:: ASSIGNED TASK ::
Down to the last line, retype the records below exactly and skip the pictures.

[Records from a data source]
== == ==
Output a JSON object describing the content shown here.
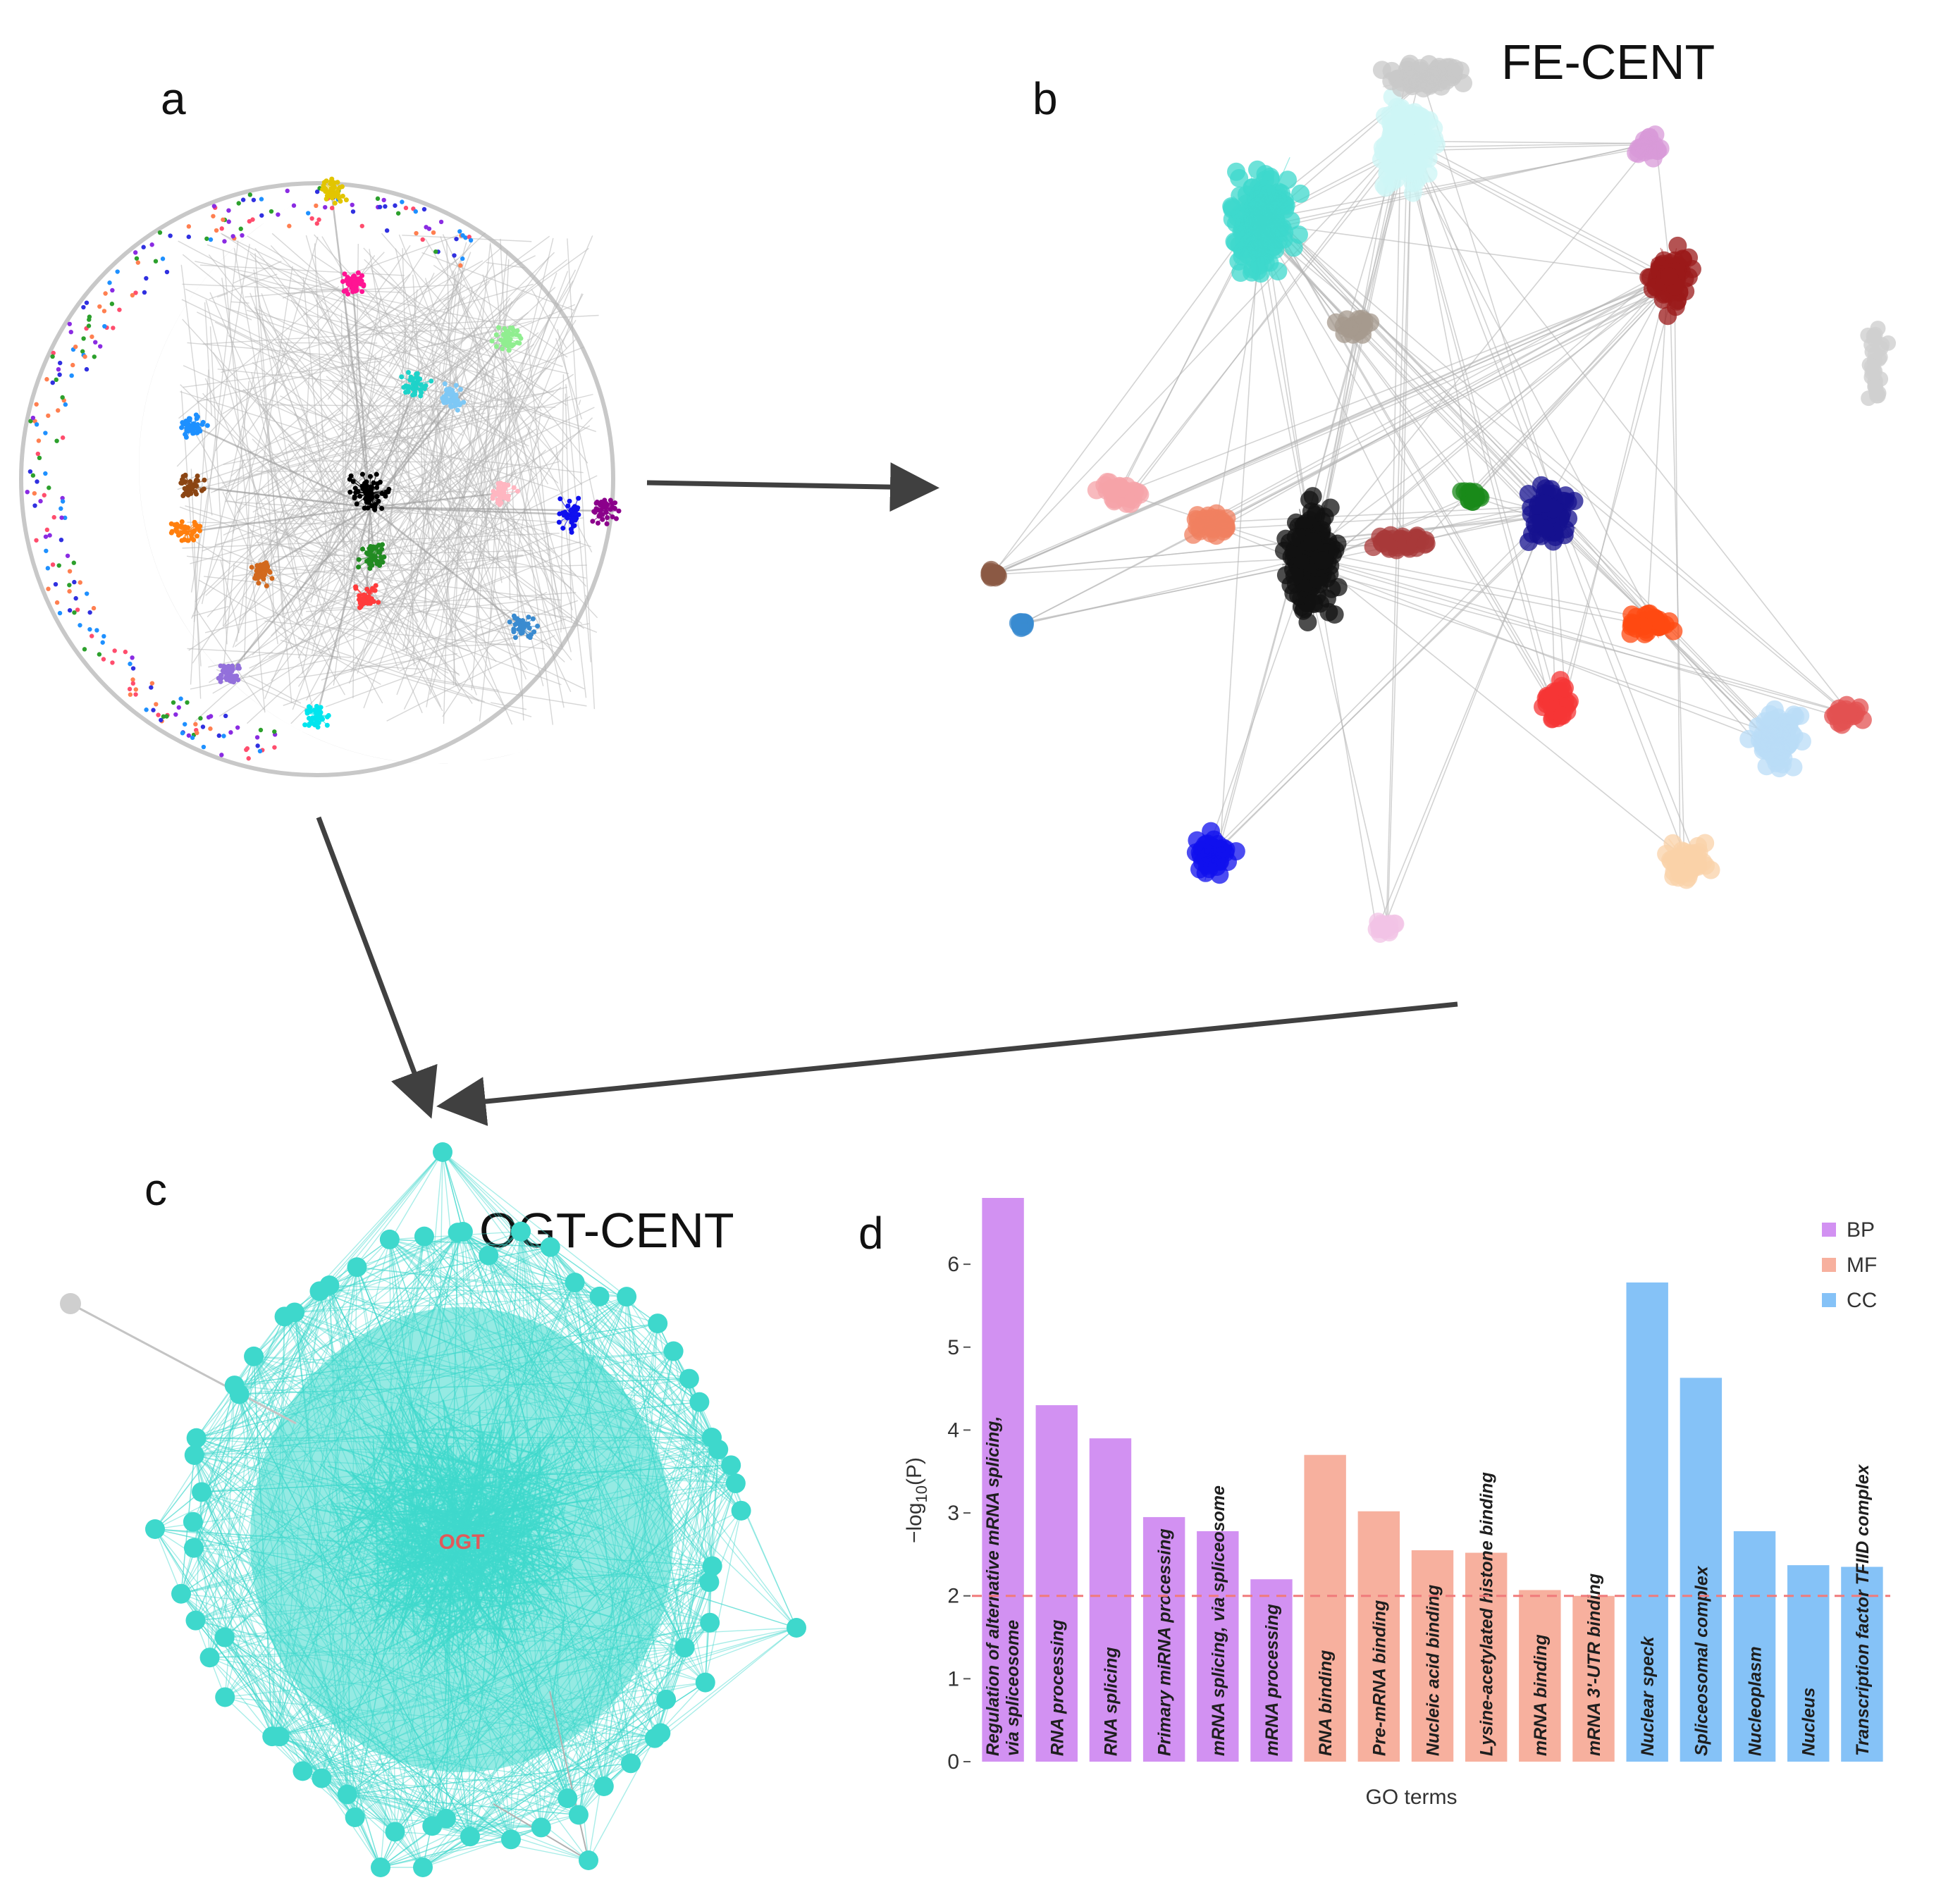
{
  "panels": {
    "a": {
      "letter": "a"
    },
    "b": {
      "letter": "b",
      "title": "FE-CENT"
    },
    "c": {
      "letter": "c",
      "title": "OGT-CENT",
      "hub_label": "OGT"
    },
    "d": {
      "letter": "d"
    }
  },
  "colors": {
    "BP": "#d291f2",
    "MF": "#f7b09e",
    "CC": "#85c2f7",
    "threshold_line": "#f07b7b",
    "network_teal": "#3ed8cc",
    "edge_gray": "#bdbdbd",
    "arrow": "#404040"
  },
  "network_b_clusters": [
    {
      "color": "#3ed8cc"
    },
    {
      "color": "#cdf5f6"
    },
    {
      "color": "#d89ad8"
    },
    {
      "color": "#9b1a1a"
    },
    {
      "color": "#c8c8c8"
    },
    {
      "color": "#a59a8e"
    },
    {
      "color": "#f6a3a8"
    },
    {
      "color": "#f08060"
    },
    {
      "color": "#111111"
    },
    {
      "color": "#15128f"
    },
    {
      "color": "#1a8a1a"
    },
    {
      "color": "#ff4a12"
    },
    {
      "color": "#f53535"
    },
    {
      "color": "#b9dcf7"
    },
    {
      "color": "#e35252"
    },
    {
      "color": "#f9d2a8"
    },
    {
      "color": "#1010ee"
    },
    {
      "color": "#f2c3e6"
    },
    {
      "color": "#8b5a44"
    },
    {
      "color": "#3a8bd0"
    },
    {
      "color": "#a83a3a"
    }
  ],
  "network_a_clusters": [
    {
      "color": "#e2c500"
    },
    {
      "color": "#ff1493"
    },
    {
      "color": "#1fd3c9"
    },
    {
      "color": "#7ec8f5"
    },
    {
      "color": "#8b4513"
    },
    {
      "color": "#ff7f0e"
    },
    {
      "color": "#1e90ff"
    },
    {
      "color": "#9370db"
    },
    {
      "color": "#00e5ee"
    },
    {
      "color": "#3a8bd0"
    },
    {
      "color": "#ff3c3c"
    },
    {
      "color": "#1010ee"
    },
    {
      "color": "#000000"
    },
    {
      "color": "#8b008b"
    },
    {
      "color": "#228b22"
    },
    {
      "color": "#d2691e"
    },
    {
      "color": "#90ee90"
    },
    {
      "color": "#ffb6c1"
    }
  ],
  "chart_data": {
    "type": "bar",
    "title": "",
    "xlabel": "GO terms",
    "ylabel": "-log10(P)",
    "ylim": [
      0,
      6.8
    ],
    "yticks": [
      "0",
      "1",
      "2",
      "3",
      "4",
      "5",
      "6"
    ],
    "threshold": 2,
    "legend": {
      "position": "top-right",
      "entries": [
        {
          "name": "BP",
          "color": "#d291f2"
        },
        {
          "name": "MF",
          "color": "#f7b09e"
        },
        {
          "name": "CC",
          "color": "#85c2f7"
        }
      ]
    },
    "categories": [
      "Regulation of alternative mRNA splicing, via spliceosome",
      "RNA processing",
      "RNA splicing",
      "Primary miRNA processing",
      "mRNA splicing, via spliceosome",
      "mRNA processing",
      "RNA binding",
      "Pre-mRNA binding",
      "Nucleic acid binding",
      "Lysine-acetylated histone binding",
      "mRNA binding",
      "mRNA 3'-UTR binding",
      "Nuclear speck",
      "Spliceosomal complex",
      "Nucleoplasm",
      "Nucleus",
      "Transcription factor TFIID complex"
    ],
    "label_lines": [
      [
        "Regulation of alternative mRNA splicing,",
        "via spliceosome"
      ],
      [
        "RNA processing"
      ],
      [
        "RNA splicing"
      ],
      [
        "Primary miRNA processing"
      ],
      [
        "mRNA splicing, via spliceosome"
      ],
      [
        "mRNA processing"
      ],
      [
        "RNA binding"
      ],
      [
        "Pre-mRNA binding"
      ],
      [
        "Nucleic acid binding"
      ],
      [
        "Lysine-acetylated histone binding"
      ],
      [
        "mRNA binding"
      ],
      [
        "mRNA 3'-UTR binding"
      ],
      [
        "Nuclear speck"
      ],
      [
        "Spliceosomal complex"
      ],
      [
        "Nucleoplasm"
      ],
      [
        "Nucleus"
      ],
      [
        "Transcription factor TFIID complex"
      ]
    ],
    "groups": [
      "BP",
      "BP",
      "BP",
      "BP",
      "BP",
      "BP",
      "MF",
      "MF",
      "MF",
      "MF",
      "MF",
      "MF",
      "CC",
      "CC",
      "CC",
      "CC",
      "CC"
    ],
    "values": [
      6.8,
      4.3,
      3.9,
      2.95,
      2.78,
      2.2,
      3.7,
      3.02,
      2.55,
      2.52,
      2.07,
      2.0,
      5.78,
      4.63,
      2.78,
      2.37,
      2.35
    ]
  }
}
== == ==
:: WRITTEN SOLUTION ::
Output a JSON object describing the content shown here.
{
  "panels": {
    "a": {
      "letter": "a"
    },
    "b": {
      "letter": "b",
      "title": "FE-CENT"
    },
    "c": {
      "letter": "c",
      "title": "OGT-CENT",
      "hub_label": "OGT"
    },
    "d": {
      "letter": "d"
    }
  },
  "colors": {
    "BP": "#d291f2",
    "MF": "#f7b09e",
    "CC": "#85c2f7",
    "threshold_line": "#f07b7b",
    "network_teal": "#3ed8cc",
    "edge_gray": "#bdbdbd",
    "arrow": "#404040"
  },
  "network_b_clusters": [
    {
      "color": "#3ed8cc"
    },
    {
      "color": "#cdf5f6"
    },
    {
      "color": "#d89ad8"
    },
    {
      "color": "#9b1a1a"
    },
    {
      "color": "#c8c8c8"
    },
    {
      "color": "#a59a8e"
    },
    {
      "color": "#f6a3a8"
    },
    {
      "color": "#f08060"
    },
    {
      "color": "#111111"
    },
    {
      "color": "#15128f"
    },
    {
      "color": "#1a8a1a"
    },
    {
      "color": "#ff4a12"
    },
    {
      "color": "#f53535"
    },
    {
      "color": "#b9dcf7"
    },
    {
      "color": "#e35252"
    },
    {
      "color": "#f9d2a8"
    },
    {
      "color": "#1010ee"
    },
    {
      "color": "#f2c3e6"
    },
    {
      "color": "#8b5a44"
    },
    {
      "color": "#3a8bd0"
    },
    {
      "color": "#a83a3a"
    }
  ],
  "network_a_clusters": [
    {
      "color": "#e2c500"
    },
    {
      "color": "#ff1493"
    },
    {
      "color": "#1fd3c9"
    },
    {
      "color": "#7ec8f5"
    },
    {
      "color": "#8b4513"
    },
    {
      "color": "#ff7f0e"
    },
    {
      "color": "#1e90ff"
    },
    {
      "color": "#9370db"
    },
    {
      "color": "#00e5ee"
    },
    {
      "color": "#3a8bd0"
    },
    {
      "color": "#ff3c3c"
    },
    {
      "color": "#1010ee"
    },
    {
      "color": "#000000"
    },
    {
      "color": "#8b008b"
    },
    {
      "color": "#228b22"
    },
    {
      "color": "#d2691e"
    },
    {
      "color": "#90ee90"
    },
    {
      "color": "#ffb6c1"
    }
  ],
  "chart_data": {
    "type": "bar",
    "title": "",
    "xlabel": "GO terms",
    "ylabel": "-log10(P)",
    "ylim": [
      0,
      6.8
    ],
    "yticks": [
      "0",
      "1",
      "2",
      "3",
      "4",
      "5",
      "6"
    ],
    "threshold": 2,
    "legend": {
      "position": "top-right",
      "entries": [
        {
          "name": "BP",
          "color": "#d291f2"
        },
        {
          "name": "MF",
          "color": "#f7b09e"
        },
        {
          "name": "CC",
          "color": "#85c2f7"
        }
      ]
    },
    "categories": [
      "Regulation of alternative mRNA splicing, via spliceosome",
      "RNA processing",
      "RNA splicing",
      "Primary miRNA processing",
      "mRNA splicing, via spliceosome",
      "mRNA processing",
      "RNA binding",
      "Pre-mRNA binding",
      "Nucleic acid binding",
      "Lysine-acetylated histone binding",
      "mRNA binding",
      "mRNA 3'-UTR binding",
      "Nuclear speck",
      "Spliceosomal complex",
      "Nucleoplasm",
      "Nucleus",
      "Transcription factor TFIID complex"
    ],
    "label_lines": [
      [
        "Regulation of alternative mRNA splicing,",
        "via spliceosome"
      ],
      [
        "RNA processing"
      ],
      [
        "RNA splicing"
      ],
      [
        "Primary miRNA processing"
      ],
      [
        "mRNA splicing, via spliceosome"
      ],
      [
        "mRNA processing"
      ],
      [
        "RNA binding"
      ],
      [
        "Pre-mRNA binding"
      ],
      [
        "Nucleic acid binding"
      ],
      [
        "Lysine-acetylated histone binding"
      ],
      [
        "mRNA binding"
      ],
      [
        "mRNA 3'-UTR binding"
      ],
      [
        "Nuclear speck"
      ],
      [
        "Spliceosomal complex"
      ],
      [
        "Nucleoplasm"
      ],
      [
        "Nucleus"
      ],
      [
        "Transcription factor TFIID complex"
      ]
    ],
    "groups": [
      "BP",
      "BP",
      "BP",
      "BP",
      "BP",
      "BP",
      "MF",
      "MF",
      "MF",
      "MF",
      "MF",
      "MF",
      "CC",
      "CC",
      "CC",
      "CC",
      "CC"
    ],
    "values": [
      6.8,
      4.3,
      3.9,
      2.95,
      2.78,
      2.2,
      3.7,
      3.02,
      2.55,
      2.52,
      2.07,
      2.0,
      5.78,
      4.63,
      2.78,
      2.37,
      2.35
    ]
  }
}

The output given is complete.